TASK TO CARRY OUT:
Without including any images, repeat the data exactly.

────────

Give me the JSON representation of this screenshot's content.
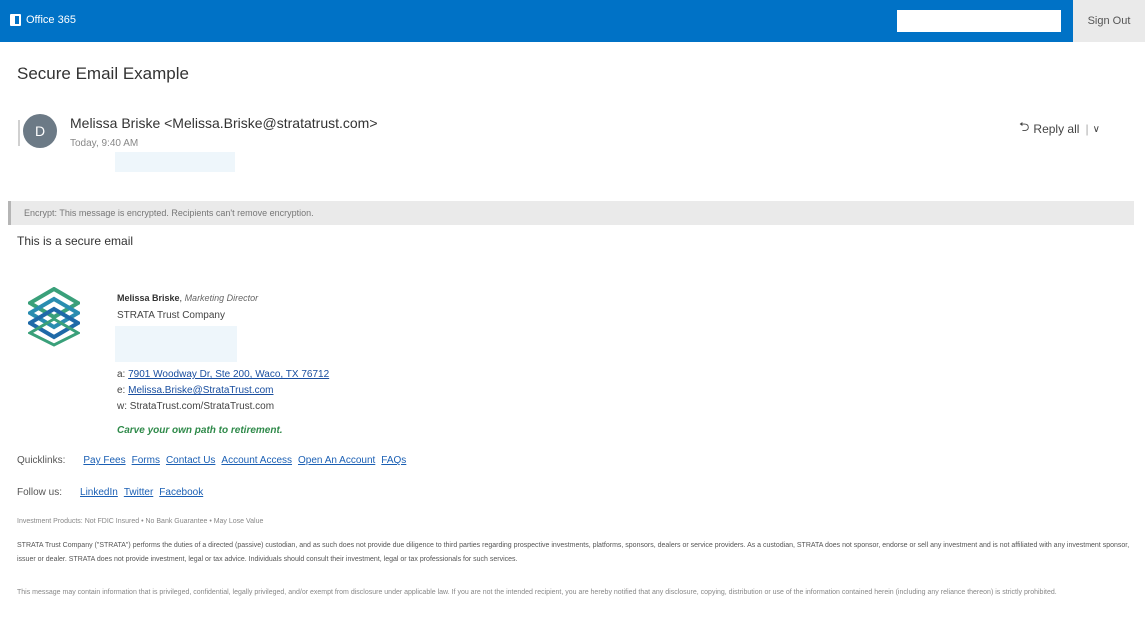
{
  "topbar": {
    "brand": "Office 365",
    "search_value": "",
    "signout_label": "Sign Out",
    "color": "#0072c6"
  },
  "message": {
    "subject": "Secure Email Example",
    "avatar_initial": "D",
    "sender": "Melissa Briske <Melissa.Briske@stratatrust.com>",
    "time": "Today, 9:40 AM",
    "reply_all_label": "Reply all",
    "encrypt_notice": "Encrypt: This message is encrypted. Recipients can't remove encryption.",
    "body_text": "This is a secure email"
  },
  "signature": {
    "name": "Melissa Briske",
    "title": "Marketing Director",
    "company": "STRATA Trust Company",
    "address_prefix": "a:",
    "address": "7901 Woodway Dr, Ste 200, Waco, TX 76712",
    "email_prefix": "e:",
    "email": "Melissa.Briske@StrataTrust.com",
    "web_prefix": "w:",
    "web": "StrataTrust.com/StrataTrust.com",
    "tagline": "Carve your own path to retirement."
  },
  "quicklinks": {
    "label": "Quicklinks:",
    "items": [
      "Pay Fees",
      "Forms",
      "Contact Us",
      "Account Access",
      "Open An Account",
      "FAQs"
    ]
  },
  "follow": {
    "label": "Follow us:",
    "items": [
      "LinkedIn",
      "Twitter",
      "Facebook"
    ]
  },
  "disclaimers": {
    "line1": "Investment Products: Not FDIC Insured • No Bank Guarantee • May Lose Value",
    "para1": "STRATA Trust Company (\"STRATA\") performs the duties of a directed (passive) custodian, and as such does not provide due diligence to third parties regarding prospective investments, platforms, sponsors, dealers or service providers. As a custodian, STRATA does not sponsor, endorse or sell any investment and is not affiliated with any investment sponsor, issuer or dealer. STRATA does not provide investment, legal or tax advice. Individuals should consult their investment, legal or tax professionals for such services.",
    "para2": "This message may contain information that is privileged, confidential, legally privileged, and/or exempt from disclosure under applicable law. If you are not the intended recipient, you are hereby notified that any disclosure, copying, distribution or use of the information contained herein (including any reliance thereon) is strictly prohibited."
  }
}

────────

FINAL RESULT:
Give me the JSON representation of this screenshot's content.
{
  "topbar": {
    "brand": "Office 365",
    "search_value": "",
    "signout_label": "Sign Out",
    "color": "#0072c6"
  },
  "message": {
    "subject": "Secure Email Example",
    "avatar_initial": "D",
    "sender": "Melissa Briske <Melissa.Briske@stratatrust.com>",
    "time": "Today, 9:40 AM",
    "reply_all_label": "Reply all",
    "encrypt_notice": "Encrypt: This message is encrypted. Recipients can't remove encryption.",
    "body_text": "This is a secure email"
  },
  "signature": {
    "name": "Melissa Briske",
    "title": "Marketing Director",
    "company": "STRATA Trust Company",
    "address_prefix": "a:",
    "address": "7901 Woodway Dr, Ste 200, Waco, TX 76712",
    "email_prefix": "e:",
    "email": "Melissa.Briske@StrataTrust.com",
    "web_prefix": "w:",
    "web": "StrataTrust.com/StrataTrust.com",
    "tagline": "Carve your own path to retirement."
  },
  "quicklinks": {
    "label": "Quicklinks:",
    "items": [
      "Pay Fees",
      "Forms",
      "Contact Us",
      "Account Access",
      "Open An Account",
      "FAQs"
    ]
  },
  "follow": {
    "label": "Follow us:",
    "items": [
      "LinkedIn",
      "Twitter",
      "Facebook"
    ]
  },
  "disclaimers": {
    "line1": "Investment Products: Not FDIC Insured • No Bank Guarantee • May Lose Value",
    "para1": "STRATA Trust Company (\"STRATA\") performs the duties of a directed (passive) custodian, and as such does not provide due diligence to third parties regarding prospective investments, platforms, sponsors, dealers or service providers. As a custodian, STRATA does not sponsor, endorse or sell any investment and is not affiliated with any investment sponsor, issuer or dealer. STRATA does not provide investment, legal or tax advice. Individuals should consult their investment, legal or tax professionals for such services.",
    "para2": "This message may contain information that is privileged, confidential, legally privileged, and/or exempt from disclosure under applicable law. If you are not the intended recipient, you are hereby notified that any disclosure, copying, distribution or use of the information contained herein (including any reliance thereon) is strictly prohibited."
  }
}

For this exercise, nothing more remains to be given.